## The records
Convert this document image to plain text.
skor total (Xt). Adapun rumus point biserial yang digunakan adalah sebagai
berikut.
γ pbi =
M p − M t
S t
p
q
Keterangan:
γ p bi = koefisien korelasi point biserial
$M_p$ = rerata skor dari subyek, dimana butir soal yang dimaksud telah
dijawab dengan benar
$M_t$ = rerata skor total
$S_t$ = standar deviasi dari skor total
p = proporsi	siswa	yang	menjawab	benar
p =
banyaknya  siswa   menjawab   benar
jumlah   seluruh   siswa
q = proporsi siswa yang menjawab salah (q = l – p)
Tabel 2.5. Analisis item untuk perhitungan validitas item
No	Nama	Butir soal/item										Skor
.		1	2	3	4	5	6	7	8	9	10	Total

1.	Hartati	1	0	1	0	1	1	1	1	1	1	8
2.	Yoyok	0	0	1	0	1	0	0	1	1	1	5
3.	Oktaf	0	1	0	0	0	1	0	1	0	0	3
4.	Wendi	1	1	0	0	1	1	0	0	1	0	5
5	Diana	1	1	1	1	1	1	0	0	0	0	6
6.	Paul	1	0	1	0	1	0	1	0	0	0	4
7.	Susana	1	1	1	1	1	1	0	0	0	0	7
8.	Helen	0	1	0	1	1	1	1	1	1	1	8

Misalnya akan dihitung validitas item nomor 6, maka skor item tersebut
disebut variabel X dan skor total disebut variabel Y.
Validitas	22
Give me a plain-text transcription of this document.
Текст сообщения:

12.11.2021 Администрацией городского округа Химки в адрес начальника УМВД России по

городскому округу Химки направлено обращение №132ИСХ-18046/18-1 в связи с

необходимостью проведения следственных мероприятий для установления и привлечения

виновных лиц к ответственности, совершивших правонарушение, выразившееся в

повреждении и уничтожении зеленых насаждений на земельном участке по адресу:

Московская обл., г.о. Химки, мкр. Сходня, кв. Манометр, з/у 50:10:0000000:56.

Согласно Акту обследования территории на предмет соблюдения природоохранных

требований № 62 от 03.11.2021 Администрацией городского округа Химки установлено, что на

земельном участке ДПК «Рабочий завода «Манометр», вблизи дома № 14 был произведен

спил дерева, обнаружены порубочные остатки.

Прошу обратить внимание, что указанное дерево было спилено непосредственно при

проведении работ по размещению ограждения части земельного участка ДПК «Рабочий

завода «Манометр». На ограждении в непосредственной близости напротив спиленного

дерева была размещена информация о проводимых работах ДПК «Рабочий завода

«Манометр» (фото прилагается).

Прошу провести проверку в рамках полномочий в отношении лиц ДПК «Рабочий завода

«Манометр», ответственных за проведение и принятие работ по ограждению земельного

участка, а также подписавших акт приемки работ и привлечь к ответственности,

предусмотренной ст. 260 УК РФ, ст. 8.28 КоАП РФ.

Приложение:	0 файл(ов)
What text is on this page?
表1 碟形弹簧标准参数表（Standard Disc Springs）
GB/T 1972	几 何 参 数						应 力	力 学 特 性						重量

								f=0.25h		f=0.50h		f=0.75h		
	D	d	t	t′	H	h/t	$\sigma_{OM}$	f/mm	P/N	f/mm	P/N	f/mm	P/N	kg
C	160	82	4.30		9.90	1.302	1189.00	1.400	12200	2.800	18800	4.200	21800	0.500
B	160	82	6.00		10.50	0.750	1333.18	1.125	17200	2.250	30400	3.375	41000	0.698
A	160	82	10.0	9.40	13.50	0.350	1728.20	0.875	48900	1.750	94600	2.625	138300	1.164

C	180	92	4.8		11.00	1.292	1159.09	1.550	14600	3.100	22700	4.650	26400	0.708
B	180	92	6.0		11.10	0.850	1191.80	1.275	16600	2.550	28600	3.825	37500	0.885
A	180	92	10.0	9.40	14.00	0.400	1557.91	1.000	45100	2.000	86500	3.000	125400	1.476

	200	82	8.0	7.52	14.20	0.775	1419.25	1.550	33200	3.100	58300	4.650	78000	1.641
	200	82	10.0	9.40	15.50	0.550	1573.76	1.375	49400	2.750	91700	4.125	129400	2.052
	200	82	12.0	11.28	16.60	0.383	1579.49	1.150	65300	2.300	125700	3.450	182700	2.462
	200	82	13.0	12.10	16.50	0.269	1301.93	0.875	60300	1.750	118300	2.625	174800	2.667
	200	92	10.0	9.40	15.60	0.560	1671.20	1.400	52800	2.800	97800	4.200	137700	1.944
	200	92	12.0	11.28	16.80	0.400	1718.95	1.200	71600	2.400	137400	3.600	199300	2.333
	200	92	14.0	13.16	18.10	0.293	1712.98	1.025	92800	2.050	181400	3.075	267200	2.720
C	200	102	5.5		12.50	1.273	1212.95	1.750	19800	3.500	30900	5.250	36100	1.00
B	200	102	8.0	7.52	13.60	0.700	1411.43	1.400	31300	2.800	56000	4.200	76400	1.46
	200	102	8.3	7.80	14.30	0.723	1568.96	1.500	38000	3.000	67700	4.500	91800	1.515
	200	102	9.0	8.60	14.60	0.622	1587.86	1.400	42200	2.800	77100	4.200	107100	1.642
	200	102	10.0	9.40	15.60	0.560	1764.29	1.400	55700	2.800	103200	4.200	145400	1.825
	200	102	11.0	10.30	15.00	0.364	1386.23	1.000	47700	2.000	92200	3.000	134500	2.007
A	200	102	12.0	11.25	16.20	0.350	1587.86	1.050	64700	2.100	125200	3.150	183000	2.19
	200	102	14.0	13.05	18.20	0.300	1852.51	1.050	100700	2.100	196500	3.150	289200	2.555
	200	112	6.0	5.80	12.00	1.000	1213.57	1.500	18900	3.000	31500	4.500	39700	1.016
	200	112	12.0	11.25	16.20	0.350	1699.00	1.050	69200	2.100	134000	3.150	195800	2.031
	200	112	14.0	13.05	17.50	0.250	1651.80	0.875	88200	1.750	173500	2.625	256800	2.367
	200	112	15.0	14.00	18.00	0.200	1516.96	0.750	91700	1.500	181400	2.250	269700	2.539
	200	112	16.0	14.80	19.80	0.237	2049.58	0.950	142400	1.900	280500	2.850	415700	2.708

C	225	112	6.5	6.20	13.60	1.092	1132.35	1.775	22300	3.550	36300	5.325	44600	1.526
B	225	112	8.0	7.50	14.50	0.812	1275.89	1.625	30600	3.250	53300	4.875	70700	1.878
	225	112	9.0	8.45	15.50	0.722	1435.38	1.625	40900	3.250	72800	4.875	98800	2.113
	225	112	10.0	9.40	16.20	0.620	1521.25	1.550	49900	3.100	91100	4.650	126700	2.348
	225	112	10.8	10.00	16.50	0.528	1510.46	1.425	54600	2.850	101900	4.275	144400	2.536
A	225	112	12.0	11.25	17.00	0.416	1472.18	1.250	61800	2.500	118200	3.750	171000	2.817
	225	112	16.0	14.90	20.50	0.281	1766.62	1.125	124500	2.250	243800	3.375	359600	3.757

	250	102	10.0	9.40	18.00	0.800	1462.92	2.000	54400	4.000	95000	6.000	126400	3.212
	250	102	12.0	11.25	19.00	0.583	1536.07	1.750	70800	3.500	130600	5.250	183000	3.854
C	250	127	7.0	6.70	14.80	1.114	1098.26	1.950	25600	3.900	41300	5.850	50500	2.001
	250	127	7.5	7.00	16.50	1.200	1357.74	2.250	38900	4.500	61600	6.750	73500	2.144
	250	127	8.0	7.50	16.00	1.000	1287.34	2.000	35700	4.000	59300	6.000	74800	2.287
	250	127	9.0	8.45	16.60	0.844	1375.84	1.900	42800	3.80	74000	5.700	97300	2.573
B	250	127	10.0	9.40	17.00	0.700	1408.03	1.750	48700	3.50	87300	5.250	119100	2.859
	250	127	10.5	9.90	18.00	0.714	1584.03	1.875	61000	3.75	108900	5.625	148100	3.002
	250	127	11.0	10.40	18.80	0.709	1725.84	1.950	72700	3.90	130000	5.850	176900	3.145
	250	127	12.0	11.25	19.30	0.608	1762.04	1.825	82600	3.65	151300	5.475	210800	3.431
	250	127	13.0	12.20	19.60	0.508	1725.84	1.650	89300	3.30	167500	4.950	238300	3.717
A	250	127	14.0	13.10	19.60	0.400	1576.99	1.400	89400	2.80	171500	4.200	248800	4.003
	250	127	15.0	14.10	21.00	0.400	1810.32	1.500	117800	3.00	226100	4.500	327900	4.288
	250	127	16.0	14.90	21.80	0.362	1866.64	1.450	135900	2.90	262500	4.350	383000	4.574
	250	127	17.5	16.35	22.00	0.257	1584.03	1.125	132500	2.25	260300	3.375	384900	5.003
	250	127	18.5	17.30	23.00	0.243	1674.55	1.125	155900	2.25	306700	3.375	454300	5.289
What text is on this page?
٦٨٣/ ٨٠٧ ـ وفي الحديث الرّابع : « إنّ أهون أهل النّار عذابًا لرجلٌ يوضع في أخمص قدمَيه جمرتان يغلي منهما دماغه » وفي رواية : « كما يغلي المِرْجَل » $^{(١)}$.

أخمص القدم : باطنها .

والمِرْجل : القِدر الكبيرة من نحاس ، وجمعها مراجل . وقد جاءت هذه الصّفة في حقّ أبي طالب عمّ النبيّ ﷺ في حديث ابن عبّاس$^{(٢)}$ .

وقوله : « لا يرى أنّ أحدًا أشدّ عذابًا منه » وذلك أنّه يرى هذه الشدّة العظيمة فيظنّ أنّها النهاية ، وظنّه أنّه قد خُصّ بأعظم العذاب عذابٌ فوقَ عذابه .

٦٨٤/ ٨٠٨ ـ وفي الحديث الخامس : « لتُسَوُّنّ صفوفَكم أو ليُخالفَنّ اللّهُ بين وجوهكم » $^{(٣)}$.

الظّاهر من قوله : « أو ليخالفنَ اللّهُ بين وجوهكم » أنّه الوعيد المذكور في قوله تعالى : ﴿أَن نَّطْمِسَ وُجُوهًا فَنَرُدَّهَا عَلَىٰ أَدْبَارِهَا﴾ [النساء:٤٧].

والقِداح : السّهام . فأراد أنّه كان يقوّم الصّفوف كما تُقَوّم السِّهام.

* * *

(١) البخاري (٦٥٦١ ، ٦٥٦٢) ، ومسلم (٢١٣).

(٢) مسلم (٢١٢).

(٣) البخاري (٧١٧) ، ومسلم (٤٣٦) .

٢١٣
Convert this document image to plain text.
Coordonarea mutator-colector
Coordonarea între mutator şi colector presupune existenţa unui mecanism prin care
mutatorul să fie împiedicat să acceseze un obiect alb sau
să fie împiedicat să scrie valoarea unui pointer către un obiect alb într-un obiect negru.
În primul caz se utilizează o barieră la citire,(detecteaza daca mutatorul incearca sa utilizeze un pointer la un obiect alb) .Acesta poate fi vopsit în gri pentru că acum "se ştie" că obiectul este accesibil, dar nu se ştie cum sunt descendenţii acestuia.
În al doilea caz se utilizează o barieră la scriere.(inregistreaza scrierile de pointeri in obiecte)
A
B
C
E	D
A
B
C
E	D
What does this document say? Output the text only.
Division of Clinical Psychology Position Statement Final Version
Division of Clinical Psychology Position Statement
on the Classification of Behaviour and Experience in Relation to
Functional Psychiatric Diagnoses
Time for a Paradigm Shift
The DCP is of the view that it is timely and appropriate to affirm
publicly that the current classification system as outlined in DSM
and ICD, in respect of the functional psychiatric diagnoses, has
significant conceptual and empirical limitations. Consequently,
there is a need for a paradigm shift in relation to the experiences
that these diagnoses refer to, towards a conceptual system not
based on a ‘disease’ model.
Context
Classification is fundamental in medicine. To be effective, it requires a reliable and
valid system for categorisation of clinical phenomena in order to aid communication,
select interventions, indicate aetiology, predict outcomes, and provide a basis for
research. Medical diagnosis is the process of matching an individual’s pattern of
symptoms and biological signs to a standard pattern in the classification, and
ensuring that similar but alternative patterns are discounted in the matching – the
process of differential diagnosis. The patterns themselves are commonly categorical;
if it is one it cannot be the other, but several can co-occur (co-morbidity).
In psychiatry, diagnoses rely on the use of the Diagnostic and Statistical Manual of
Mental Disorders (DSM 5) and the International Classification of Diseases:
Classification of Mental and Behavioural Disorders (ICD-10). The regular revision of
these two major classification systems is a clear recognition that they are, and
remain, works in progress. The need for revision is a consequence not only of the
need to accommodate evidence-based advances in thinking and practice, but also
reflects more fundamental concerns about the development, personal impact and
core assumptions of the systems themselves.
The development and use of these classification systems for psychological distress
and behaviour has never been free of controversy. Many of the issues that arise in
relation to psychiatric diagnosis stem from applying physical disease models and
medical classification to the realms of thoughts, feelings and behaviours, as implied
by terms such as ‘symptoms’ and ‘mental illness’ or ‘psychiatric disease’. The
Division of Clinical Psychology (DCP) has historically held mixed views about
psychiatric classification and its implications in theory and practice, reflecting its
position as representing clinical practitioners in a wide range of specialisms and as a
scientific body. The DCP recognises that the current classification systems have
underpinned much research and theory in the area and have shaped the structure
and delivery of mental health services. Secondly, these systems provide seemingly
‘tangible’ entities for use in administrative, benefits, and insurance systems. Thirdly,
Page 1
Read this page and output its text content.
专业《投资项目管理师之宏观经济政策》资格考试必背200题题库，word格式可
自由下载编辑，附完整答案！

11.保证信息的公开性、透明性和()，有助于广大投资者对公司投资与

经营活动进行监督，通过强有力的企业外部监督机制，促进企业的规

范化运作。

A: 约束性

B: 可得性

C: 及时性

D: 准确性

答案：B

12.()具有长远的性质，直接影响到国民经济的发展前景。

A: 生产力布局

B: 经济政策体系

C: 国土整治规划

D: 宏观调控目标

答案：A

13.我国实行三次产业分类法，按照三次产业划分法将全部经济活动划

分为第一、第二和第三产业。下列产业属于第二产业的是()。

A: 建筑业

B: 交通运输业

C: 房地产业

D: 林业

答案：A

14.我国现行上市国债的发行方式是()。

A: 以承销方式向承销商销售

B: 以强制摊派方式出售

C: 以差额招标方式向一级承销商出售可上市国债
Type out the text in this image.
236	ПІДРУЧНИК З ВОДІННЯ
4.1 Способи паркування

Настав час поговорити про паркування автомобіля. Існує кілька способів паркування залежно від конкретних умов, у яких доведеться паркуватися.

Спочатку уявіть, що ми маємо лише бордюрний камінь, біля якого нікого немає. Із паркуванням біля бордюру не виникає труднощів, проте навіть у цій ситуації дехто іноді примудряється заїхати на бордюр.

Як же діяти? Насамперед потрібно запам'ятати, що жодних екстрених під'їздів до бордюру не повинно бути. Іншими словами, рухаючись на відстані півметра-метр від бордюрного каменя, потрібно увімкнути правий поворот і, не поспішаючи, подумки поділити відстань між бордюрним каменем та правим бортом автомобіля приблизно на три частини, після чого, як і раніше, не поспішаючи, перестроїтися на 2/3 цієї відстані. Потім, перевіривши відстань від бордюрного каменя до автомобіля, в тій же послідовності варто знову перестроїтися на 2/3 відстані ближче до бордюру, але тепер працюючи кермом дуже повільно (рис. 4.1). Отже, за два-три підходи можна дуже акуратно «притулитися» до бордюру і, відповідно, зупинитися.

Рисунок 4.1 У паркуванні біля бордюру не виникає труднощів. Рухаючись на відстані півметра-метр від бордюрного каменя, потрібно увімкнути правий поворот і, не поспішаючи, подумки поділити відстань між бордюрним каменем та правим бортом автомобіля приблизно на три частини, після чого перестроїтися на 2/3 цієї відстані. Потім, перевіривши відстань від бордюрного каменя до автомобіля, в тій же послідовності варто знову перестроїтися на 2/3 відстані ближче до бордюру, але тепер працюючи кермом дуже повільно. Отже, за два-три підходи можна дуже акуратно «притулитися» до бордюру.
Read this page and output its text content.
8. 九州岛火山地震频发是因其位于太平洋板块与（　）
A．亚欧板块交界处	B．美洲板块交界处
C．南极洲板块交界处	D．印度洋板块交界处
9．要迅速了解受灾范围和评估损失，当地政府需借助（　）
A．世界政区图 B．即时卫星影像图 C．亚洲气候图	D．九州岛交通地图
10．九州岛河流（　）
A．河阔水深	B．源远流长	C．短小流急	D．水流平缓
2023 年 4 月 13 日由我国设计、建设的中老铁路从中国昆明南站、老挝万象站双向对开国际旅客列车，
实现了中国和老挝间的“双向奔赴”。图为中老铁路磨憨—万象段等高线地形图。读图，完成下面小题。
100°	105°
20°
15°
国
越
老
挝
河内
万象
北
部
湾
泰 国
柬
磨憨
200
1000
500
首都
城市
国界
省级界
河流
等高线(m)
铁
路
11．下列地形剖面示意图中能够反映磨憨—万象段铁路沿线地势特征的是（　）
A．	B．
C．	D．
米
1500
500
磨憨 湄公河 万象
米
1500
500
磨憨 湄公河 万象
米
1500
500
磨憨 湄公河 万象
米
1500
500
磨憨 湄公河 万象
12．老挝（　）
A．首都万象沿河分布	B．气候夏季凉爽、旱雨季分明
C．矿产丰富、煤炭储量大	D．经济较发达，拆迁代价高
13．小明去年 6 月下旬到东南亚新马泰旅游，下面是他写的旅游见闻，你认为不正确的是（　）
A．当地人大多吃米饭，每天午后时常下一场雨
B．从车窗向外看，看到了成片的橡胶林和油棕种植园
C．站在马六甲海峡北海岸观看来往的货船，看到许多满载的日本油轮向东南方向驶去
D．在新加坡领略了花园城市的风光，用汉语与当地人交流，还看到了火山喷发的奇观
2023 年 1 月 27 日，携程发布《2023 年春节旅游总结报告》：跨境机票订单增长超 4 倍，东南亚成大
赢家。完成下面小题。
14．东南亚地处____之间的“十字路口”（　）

## Exercise task
List all lines in the material containing the string "бортом".

## Exercise result
Як же діяти? Насамперед потрібно запам'ятати, що жодних екстрених під'їздів до бордюру не повинно бути. Іншими словами, рухаючись на відстані півметра-метр від бордюрного каменя, потрібно увімкнути правий поворот і, не поспішаючи, подумки поділити відстань між бордюрним каменем та правим бортом автомобіля приблизно на три частини, після чого, як і раніше, не поспішаючи, перестроїтися на 2/3 цієї відстані. Потім, перевіривши відстань від бордюрного каменя до автомобіля, в тій же послідовності варто знову перестроїтися на 2/3 відстані ближче до бордюру, але тепер працюючи кермом дуже повільно (рис. 4.1). Отже, за два-три підходи можна дуже акуратно «притулитися» до бордюру і, відповідно, зупинитися.
Рисунок 4.1 У паркуванні біля бордюру не виникає труднощів. Рухаючись на відстані півметра-метр від бордюрного каменя, потрібно увімкнути правий поворот і, не поспішаючи, подумки поділити відстань між бордюрним каменем та правим бортом автомобіля приблизно на три частини, після чого перестроїтися на 2/3 цієї відстані. Потім, перевіривши відстань від бордюрного каменя до автомобіля, в тій же послідовності варто знову перестроїтися на 2/3 відстані ближче до бордюру, але тепер працюючи кермом дуже повільно. Отже, за два-три підходи можна дуже акуратно «притулитися» до бордюру.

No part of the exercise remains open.